:: Exercise goal ::
Reproduce the data lines from the one containing "- svg-text:DINING ROOM: DINING" through the one containing "- svg-text:3': 3': [1411, 970, 1421, 985]", including both of those lines.

:: Entries supplied ::
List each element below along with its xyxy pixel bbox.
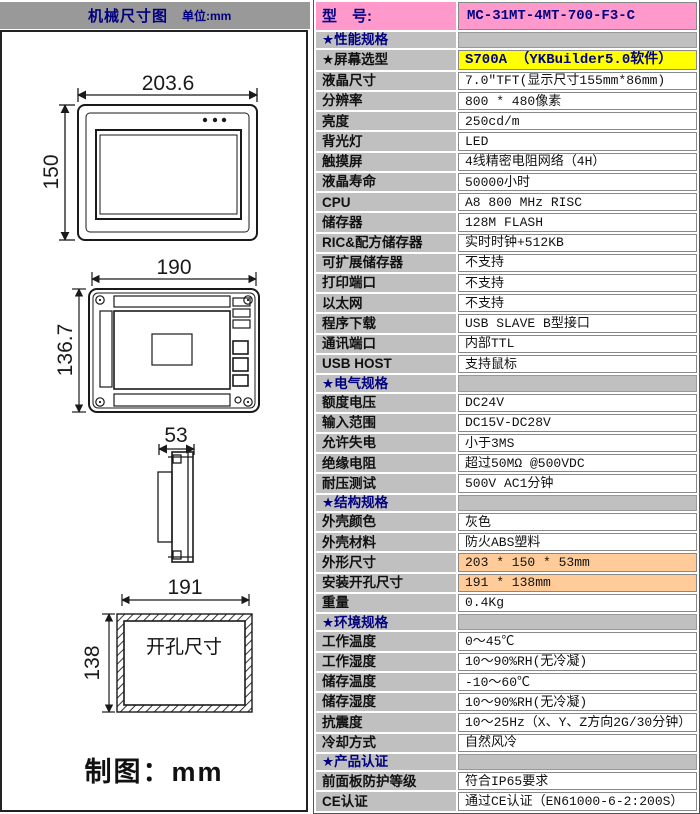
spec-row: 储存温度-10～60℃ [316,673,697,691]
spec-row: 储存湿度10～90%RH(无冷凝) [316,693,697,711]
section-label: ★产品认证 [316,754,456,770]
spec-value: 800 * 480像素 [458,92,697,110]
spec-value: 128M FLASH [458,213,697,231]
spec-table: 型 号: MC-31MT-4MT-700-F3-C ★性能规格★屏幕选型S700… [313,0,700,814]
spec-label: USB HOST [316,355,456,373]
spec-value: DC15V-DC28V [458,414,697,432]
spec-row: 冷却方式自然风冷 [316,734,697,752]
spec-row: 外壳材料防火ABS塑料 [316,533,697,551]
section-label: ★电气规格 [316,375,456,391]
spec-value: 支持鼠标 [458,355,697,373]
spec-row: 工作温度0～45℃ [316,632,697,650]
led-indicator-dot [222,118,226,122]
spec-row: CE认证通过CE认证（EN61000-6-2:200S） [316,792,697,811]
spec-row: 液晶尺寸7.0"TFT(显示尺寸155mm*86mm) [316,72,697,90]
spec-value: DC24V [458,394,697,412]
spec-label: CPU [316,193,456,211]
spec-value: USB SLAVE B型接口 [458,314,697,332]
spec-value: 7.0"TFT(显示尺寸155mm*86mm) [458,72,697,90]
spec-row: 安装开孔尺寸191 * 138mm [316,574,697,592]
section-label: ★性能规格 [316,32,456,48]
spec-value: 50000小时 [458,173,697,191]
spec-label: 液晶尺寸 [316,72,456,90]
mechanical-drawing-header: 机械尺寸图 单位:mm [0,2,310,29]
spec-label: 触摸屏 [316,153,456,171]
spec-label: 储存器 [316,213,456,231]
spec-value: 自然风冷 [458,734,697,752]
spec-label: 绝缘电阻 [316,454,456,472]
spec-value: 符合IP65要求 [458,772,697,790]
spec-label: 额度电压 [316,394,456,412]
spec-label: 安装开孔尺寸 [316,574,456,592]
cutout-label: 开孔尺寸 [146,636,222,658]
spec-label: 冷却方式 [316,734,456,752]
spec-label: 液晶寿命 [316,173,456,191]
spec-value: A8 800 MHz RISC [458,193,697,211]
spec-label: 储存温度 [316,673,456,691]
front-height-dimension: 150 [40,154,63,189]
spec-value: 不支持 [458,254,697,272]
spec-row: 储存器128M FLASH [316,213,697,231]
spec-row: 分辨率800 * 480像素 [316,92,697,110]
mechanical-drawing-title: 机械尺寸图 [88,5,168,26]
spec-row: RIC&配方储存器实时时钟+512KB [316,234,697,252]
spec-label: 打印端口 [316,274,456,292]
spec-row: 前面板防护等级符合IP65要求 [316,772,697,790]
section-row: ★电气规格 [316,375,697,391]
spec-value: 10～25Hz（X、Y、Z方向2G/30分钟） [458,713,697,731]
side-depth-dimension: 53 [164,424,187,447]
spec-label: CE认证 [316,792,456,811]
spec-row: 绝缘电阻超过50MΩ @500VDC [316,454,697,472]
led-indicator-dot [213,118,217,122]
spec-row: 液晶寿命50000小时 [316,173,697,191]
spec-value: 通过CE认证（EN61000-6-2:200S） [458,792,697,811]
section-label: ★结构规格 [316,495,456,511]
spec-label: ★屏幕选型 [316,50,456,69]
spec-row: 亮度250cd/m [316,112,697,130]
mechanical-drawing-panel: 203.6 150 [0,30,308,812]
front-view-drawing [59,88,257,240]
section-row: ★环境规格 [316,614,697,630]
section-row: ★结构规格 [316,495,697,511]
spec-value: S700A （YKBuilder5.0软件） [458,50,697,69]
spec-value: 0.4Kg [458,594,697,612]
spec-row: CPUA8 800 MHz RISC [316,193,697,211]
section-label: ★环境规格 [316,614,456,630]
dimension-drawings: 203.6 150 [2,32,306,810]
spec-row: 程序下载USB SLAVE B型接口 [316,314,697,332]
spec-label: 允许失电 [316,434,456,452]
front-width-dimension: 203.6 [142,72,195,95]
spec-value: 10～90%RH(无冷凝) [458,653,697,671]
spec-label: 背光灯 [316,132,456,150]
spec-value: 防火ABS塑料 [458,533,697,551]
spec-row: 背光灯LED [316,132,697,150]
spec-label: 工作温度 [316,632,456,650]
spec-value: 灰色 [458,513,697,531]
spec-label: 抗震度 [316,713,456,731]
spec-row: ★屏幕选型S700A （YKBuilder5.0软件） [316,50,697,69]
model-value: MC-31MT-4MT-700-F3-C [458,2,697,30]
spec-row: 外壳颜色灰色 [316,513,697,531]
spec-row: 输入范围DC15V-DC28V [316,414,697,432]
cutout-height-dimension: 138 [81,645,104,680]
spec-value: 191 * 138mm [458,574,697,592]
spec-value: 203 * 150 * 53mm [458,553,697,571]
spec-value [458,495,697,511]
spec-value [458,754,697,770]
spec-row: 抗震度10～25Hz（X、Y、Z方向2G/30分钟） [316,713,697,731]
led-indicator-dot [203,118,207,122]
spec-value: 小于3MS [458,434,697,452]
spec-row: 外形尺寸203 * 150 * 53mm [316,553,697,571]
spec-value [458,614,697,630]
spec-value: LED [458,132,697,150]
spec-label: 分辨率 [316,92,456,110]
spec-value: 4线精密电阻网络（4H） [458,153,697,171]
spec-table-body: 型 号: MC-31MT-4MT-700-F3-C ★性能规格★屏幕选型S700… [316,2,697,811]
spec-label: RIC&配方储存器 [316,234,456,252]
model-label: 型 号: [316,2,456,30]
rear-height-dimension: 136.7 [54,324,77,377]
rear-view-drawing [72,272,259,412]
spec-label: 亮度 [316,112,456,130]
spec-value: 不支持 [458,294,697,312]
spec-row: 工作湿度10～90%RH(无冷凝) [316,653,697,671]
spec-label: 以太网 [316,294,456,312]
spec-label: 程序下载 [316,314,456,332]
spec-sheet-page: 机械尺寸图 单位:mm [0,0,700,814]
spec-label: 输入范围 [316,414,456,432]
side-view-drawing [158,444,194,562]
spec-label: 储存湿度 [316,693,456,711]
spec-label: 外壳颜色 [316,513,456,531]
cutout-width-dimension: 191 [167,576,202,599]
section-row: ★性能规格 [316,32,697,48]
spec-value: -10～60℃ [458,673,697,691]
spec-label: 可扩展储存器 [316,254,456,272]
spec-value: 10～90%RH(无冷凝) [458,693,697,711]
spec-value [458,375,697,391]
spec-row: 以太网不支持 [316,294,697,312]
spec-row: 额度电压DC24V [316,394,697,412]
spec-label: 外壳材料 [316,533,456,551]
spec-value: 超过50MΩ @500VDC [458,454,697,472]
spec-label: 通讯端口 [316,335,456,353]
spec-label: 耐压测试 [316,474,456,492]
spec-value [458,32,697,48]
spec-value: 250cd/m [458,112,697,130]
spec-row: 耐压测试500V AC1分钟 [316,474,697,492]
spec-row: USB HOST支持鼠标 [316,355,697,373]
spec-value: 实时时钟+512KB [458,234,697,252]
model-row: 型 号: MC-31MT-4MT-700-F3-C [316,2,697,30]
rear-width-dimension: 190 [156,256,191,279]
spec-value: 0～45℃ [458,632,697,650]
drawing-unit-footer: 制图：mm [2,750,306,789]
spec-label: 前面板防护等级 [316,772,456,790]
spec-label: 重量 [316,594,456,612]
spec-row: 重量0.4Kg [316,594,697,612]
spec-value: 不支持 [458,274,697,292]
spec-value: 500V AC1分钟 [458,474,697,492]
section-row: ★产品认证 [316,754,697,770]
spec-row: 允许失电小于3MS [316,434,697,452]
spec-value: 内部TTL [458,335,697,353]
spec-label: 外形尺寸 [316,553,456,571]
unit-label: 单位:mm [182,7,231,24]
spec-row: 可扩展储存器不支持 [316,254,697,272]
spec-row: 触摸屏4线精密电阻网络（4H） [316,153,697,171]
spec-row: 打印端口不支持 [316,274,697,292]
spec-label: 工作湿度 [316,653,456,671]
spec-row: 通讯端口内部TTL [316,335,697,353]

---

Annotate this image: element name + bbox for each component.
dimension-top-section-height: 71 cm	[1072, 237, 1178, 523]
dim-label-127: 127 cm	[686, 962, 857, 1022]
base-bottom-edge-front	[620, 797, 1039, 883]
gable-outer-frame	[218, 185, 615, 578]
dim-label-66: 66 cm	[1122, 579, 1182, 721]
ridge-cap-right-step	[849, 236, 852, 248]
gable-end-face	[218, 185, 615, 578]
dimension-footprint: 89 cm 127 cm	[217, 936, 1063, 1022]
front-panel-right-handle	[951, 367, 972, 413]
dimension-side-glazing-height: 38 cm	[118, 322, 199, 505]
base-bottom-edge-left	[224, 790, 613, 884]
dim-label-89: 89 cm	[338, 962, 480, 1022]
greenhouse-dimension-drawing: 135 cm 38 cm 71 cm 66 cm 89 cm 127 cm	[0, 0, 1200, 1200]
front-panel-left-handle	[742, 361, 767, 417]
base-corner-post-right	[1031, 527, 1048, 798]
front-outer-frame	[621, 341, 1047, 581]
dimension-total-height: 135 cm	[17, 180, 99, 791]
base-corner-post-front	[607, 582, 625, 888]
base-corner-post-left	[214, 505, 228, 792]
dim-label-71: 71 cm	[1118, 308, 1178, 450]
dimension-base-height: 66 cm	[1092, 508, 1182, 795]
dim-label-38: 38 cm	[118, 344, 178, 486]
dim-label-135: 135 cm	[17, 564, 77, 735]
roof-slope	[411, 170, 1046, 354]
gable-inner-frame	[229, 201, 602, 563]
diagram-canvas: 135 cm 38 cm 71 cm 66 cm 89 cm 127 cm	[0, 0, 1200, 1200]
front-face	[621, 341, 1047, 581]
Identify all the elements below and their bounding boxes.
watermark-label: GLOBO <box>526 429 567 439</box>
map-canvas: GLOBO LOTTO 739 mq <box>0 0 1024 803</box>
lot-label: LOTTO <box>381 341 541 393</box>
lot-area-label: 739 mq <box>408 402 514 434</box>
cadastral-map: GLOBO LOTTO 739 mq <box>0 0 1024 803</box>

* * *

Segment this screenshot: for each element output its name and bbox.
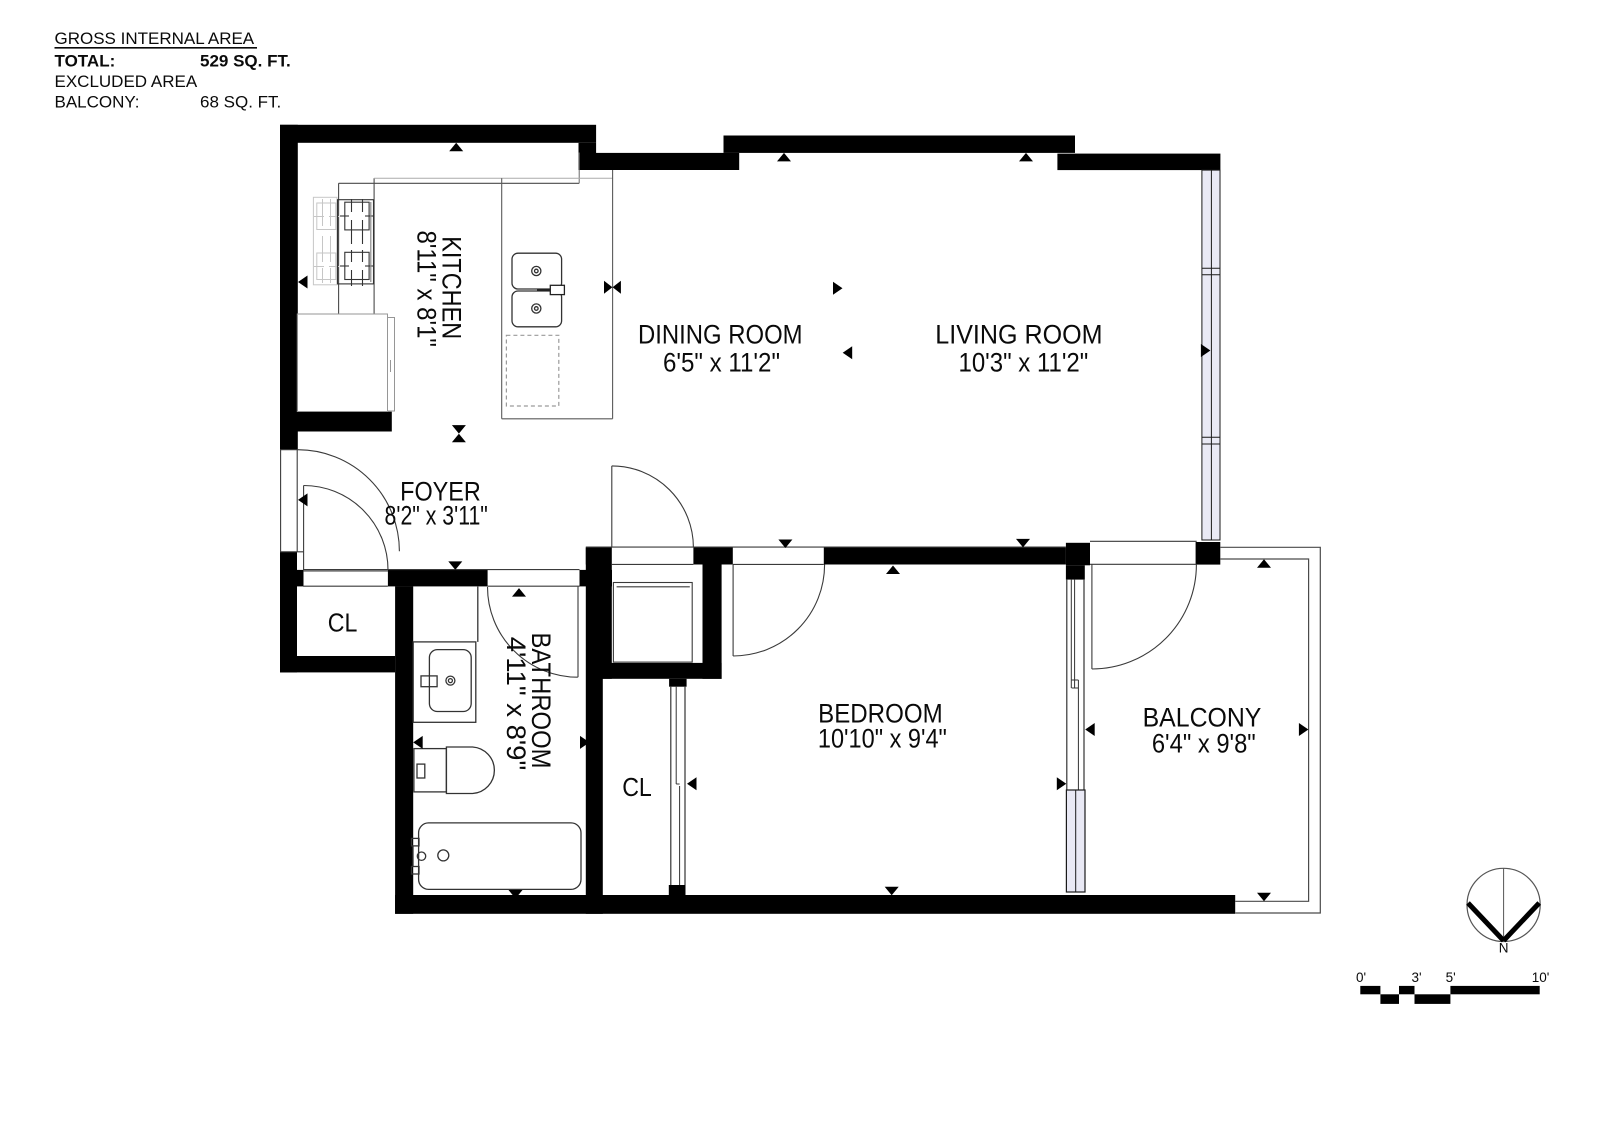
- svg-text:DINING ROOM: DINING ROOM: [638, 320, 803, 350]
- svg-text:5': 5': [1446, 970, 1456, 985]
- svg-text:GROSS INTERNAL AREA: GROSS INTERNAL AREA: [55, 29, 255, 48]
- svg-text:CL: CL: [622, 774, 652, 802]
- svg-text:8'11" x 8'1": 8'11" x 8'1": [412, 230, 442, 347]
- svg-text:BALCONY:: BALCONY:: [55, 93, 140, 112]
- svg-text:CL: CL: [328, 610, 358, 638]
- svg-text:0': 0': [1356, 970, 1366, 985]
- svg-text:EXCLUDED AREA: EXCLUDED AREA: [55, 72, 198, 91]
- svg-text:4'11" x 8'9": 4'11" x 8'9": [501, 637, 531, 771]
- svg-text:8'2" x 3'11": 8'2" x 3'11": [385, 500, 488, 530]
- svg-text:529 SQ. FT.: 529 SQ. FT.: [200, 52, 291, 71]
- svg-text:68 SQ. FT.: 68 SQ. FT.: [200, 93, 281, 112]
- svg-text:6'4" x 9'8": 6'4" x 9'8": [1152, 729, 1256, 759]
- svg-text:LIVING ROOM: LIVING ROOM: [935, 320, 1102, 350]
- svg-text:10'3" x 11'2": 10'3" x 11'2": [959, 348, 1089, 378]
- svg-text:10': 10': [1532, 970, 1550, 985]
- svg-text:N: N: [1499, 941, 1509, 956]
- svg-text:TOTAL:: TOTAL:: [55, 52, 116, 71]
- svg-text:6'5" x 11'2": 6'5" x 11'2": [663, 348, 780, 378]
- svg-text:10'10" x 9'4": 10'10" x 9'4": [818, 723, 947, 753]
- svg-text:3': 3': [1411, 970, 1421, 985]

:: Complete answer ::
- svg-text:DINING ROOM: DINING ROOM: [638, 320, 803, 350]
- svg-text:5': 5': [1446, 970, 1456, 985]
- svg-text:GROSS INTERNAL AREA: GROSS INTERNAL AREA: [55, 29, 255, 48]
- svg-text:CL: CL: [622, 774, 652, 802]
- svg-text:8'11" x 8'1": 8'11" x 8'1": [412, 230, 442, 347]
- svg-text:BALCONY:: BALCONY:: [55, 93, 140, 112]
- svg-text:CL: CL: [328, 610, 358, 638]
- svg-text:0': 0': [1356, 970, 1366, 985]
- svg-text:EXCLUDED AREA: EXCLUDED AREA: [55, 72, 198, 91]
- svg-text:4'11" x 8'9": 4'11" x 8'9": [501, 637, 531, 771]
- svg-text:8'2" x 3'11": 8'2" x 3'11": [385, 500, 488, 530]
- svg-text:529 SQ. FT.: 529 SQ. FT.: [200, 52, 291, 71]
- svg-text:68 SQ. FT.: 68 SQ. FT.: [200, 93, 281, 112]
- svg-text:6'4" x 9'8": 6'4" x 9'8": [1152, 729, 1256, 759]
- svg-text:LIVING ROOM: LIVING ROOM: [935, 320, 1102, 350]
- svg-text:10'3" x 11'2": 10'3" x 11'2": [959, 348, 1089, 378]
- svg-text:10': 10': [1532, 970, 1550, 985]
- svg-text:N: N: [1499, 941, 1509, 956]
- svg-text:TOTAL:: TOTAL:: [55, 52, 116, 71]
- svg-text:6'5" x 11'2": 6'5" x 11'2": [663, 348, 780, 378]
- svg-text:10'10" x 9'4": 10'10" x 9'4": [818, 723, 947, 753]
- svg-text:3': 3': [1411, 970, 1421, 985]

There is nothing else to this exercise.